Dataset records
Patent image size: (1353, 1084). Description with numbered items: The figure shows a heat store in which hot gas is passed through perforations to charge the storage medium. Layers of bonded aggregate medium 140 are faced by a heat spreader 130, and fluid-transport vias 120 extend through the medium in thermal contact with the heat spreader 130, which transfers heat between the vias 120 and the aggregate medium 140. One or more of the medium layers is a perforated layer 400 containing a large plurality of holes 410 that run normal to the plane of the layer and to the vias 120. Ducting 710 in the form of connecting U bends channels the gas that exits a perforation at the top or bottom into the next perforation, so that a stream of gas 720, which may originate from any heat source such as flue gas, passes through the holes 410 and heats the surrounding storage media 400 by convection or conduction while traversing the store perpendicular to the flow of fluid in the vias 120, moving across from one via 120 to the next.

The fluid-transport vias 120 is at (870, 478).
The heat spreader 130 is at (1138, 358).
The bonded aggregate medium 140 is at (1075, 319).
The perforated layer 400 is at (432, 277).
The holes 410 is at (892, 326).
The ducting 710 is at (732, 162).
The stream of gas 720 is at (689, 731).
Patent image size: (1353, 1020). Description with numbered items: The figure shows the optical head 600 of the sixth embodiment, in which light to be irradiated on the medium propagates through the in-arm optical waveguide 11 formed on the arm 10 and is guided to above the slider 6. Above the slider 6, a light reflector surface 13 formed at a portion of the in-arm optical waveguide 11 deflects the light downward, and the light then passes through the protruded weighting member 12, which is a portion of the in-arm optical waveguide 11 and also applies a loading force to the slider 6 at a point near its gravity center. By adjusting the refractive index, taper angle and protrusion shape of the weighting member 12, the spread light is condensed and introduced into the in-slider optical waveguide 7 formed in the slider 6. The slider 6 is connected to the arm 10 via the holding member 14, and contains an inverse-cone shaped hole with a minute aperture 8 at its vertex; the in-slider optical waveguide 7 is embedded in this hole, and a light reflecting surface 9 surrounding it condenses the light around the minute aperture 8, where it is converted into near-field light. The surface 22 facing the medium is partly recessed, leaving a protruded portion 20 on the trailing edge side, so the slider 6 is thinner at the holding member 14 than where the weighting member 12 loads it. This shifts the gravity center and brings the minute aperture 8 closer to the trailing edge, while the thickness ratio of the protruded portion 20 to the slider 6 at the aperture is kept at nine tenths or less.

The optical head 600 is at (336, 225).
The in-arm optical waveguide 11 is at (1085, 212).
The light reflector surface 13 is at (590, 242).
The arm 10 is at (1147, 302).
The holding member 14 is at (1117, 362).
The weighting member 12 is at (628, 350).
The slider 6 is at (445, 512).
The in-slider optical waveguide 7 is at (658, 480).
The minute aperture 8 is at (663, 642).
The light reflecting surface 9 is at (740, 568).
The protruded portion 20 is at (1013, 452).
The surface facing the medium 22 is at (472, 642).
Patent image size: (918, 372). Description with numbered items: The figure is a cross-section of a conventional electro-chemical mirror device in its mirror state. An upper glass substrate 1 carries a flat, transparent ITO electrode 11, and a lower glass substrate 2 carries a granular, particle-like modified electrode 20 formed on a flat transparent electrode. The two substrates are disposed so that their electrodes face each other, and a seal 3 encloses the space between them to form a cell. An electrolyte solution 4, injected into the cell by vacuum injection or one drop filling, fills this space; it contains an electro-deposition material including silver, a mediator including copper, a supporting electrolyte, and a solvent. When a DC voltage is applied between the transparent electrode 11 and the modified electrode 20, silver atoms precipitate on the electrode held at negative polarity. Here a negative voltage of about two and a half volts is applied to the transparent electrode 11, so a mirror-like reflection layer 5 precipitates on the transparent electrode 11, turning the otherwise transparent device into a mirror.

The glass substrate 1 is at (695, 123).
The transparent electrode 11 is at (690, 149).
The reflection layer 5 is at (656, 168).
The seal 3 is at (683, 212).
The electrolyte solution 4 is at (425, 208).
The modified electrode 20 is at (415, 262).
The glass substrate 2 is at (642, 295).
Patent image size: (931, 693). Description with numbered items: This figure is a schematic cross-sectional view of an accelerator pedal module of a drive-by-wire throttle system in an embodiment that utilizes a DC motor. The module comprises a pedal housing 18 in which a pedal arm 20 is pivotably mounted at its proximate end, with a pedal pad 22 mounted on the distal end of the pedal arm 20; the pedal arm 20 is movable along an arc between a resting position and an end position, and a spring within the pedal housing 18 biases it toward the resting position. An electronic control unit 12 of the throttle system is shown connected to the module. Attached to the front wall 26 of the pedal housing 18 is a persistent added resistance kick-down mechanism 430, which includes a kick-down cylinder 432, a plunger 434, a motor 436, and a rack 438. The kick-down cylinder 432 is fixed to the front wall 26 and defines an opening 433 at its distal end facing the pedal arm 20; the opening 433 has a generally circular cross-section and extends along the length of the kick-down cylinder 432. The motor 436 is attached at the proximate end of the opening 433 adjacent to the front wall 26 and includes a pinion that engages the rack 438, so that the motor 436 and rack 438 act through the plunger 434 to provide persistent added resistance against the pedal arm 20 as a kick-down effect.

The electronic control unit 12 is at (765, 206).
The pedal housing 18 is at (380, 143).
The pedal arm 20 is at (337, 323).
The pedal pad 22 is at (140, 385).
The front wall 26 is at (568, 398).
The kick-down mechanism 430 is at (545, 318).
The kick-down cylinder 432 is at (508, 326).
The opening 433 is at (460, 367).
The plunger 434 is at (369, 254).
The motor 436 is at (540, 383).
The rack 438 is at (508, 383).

Given problem: Duplicate every line of the records above without any changes.

Reply:
Patent image size: (1353, 1084). Description with numbered items: The figure shows a heat store in which hot gas is passed through perforations to charge the storage medium. Layers of bonded aggregate medium 140 are faced by a heat spreader 130, and fluid-transport vias 120 extend through the medium in thermal contact with the heat spreader 130, which transfers heat between the vias 120 and the aggregate medium 140. One or more of the medium layers is a perforated layer 400 containing a large plurality of holes 410 that run normal to the plane of the layer and to the vias 120. Ducting 710 in the form of connecting U bends channels the gas that exits a perforation at the top or bottom into the next perforation, so that a stream of gas 720, which may originate from any heat source such as flue gas, passes through the holes 410 and heats the surrounding storage media 400 by convection or conduction while traversing the store perpendicular to the flow of fluid in the vias 120, moving across from one via 120 to the next.

The fluid-transport vias 120 is at (870, 478).
The heat spreader 130 is at (1138, 358).
The bonded aggregate medium 140 is at (1075, 319).
The perforated layer 400 is at (432, 277).
The holes 410 is at (892, 326).
The ducting 710 is at (732, 162).
The stream of gas 720 is at (689, 731).
Patent image size: (1353, 1020). Description with numbered items: The figure shows the optical head 600 of the sixth embodiment, in which light to be irradiated on the medium propagates through the in-arm optical waveguide 11 formed on the arm 10 and is guided to above the slider 6. Above the slider 6, a light reflector surface 13 formed at a portion of the in-arm optical waveguide 11 deflects the light downward, and the light then passes through the protruded weighting member 12, which is a portion of the in-arm optical waveguide 11 and also applies a loading force to the slider 6 at a point near its gravity center. By adjusting the refractive index, taper angle and protrusion shape of the weighting member 12, the spread light is condensed and introduced into the in-slider optical waveguide 7 formed in the slider 6. The slider 6 is connected to the arm 10 via the holding member 14, and contains an inverse-cone shaped hole with a minute aperture 8 at its vertex; the in-slider optical waveguide 7 is embedded in this hole, and a light reflecting surface 9 surrounding it condenses the light around the minute aperture 8, where it is converted into near-field light. The surface 22 facing the medium is partly recessed, leaving a protruded portion 20 on the trailing edge side, so the slider 6 is thinner at the holding member 14 than where the weighting member 12 loads it. This shifts the gravity center and brings the minute aperture 8 closer to the trailing edge, while the thickness ratio of the protruded portion 20 to the slider 6 at the aperture is kept at nine tenths or less.

The optical head 600 is at (336, 225).
The in-arm optical waveguide 11 is at (1085, 212).
The light reflector surface 13 is at (590, 242).
The arm 10 is at (1147, 302).
The holding member 14 is at (1117, 362).
The weighting member 12 is at (628, 350).
The slider 6 is at (445, 512).
The in-slider optical waveguide 7 is at (658, 480).
The minute aperture 8 is at (663, 642).
The light reflecting surface 9 is at (740, 568).
The protruded portion 20 is at (1013, 452).
The surface facing the medium 22 is at (472, 642).
Patent image size: (918, 372). Description with numbered items: The figure is a cross-section of a conventional electro-chemical mirror device in its mirror state. An upper glass substrate 1 carries a flat, transparent ITO electrode 11, and a lower glass substrate 2 carries a granular, particle-like modified electrode 20 formed on a flat transparent electrode. The two substrates are disposed so that their electrodes face each other, and a seal 3 encloses the space between them to form a cell. An electrolyte solution 4, injected into the cell by vacuum injection or one drop filling, fills this space; it contains an electro-deposition material including silver, a mediator including copper, a supporting electrolyte, and a solvent. When a DC voltage is applied between the transparent electrode 11 and the modified electrode 20, silver atoms precipitate on the electrode held at negative polarity. Here a negative voltage of about two and a half volts is applied to the transparent electrode 11, so a mirror-like reflection layer 5 precipitates on the transparent electrode 11, turning the otherwise transparent device into a mirror.

The glass substrate 1 is at (695, 123).
The transparent electrode 11 is at (690, 149).
The reflection layer 5 is at (656, 168).
The seal 3 is at (683, 212).
The electrolyte solution 4 is at (425, 208).
The modified electrode 20 is at (415, 262).
The glass substrate 2 is at (642, 295).
Patent image size: (931, 693). Description with numbered items: This figure is a schematic cross-sectional view of an accelerator pedal module of a drive-by-wire throttle system in an embodiment that utilizes a DC motor. The module comprises a pedal housing 18 in which a pedal arm 20 is pivotably mounted at its proximate end, with a pedal pad 22 mounted on the distal end of the pedal arm 20; the pedal arm 20 is movable along an arc between a resting position and an end position, and a spring within the pedal housing 18 biases it toward the resting position. An electronic control unit 12 of the throttle system is shown connected to the module. Attached to the front wall 26 of the pedal housing 18 is a persistent added resistance kick-down mechanism 430, which includes a kick-down cylinder 432, a plunger 434, a motor 436, and a rack 438. The kick-down cylinder 432 is fixed to the front wall 26 and defines an opening 433 at its distal end facing the pedal arm 20; the opening 433 has a generally circular cross-section and extends along the length of the kick-down cylinder 432. The motor 436 is attached at the proximate end of the opening 433 adjacent to the front wall 26 and includes a pinion that engages the rack 438, so that the motor 436 and rack 438 act through the plunger 434 to provide persistent added resistance against the pedal arm 20 as a kick-down effect.

The electronic control unit 12 is at (765, 206).
The pedal housing 18 is at (380, 143).
The pedal arm 20 is at (337, 323).
The pedal pad 22 is at (140, 385).
The front wall 26 is at (568, 398).
The kick-down mechanism 430 is at (545, 318).
The kick-down cylinder 432 is at (508, 326).
The opening 433 is at (460, 367).
The plunger 434 is at (369, 254).
The motor 436 is at (540, 383).
The rack 438 is at (508, 383).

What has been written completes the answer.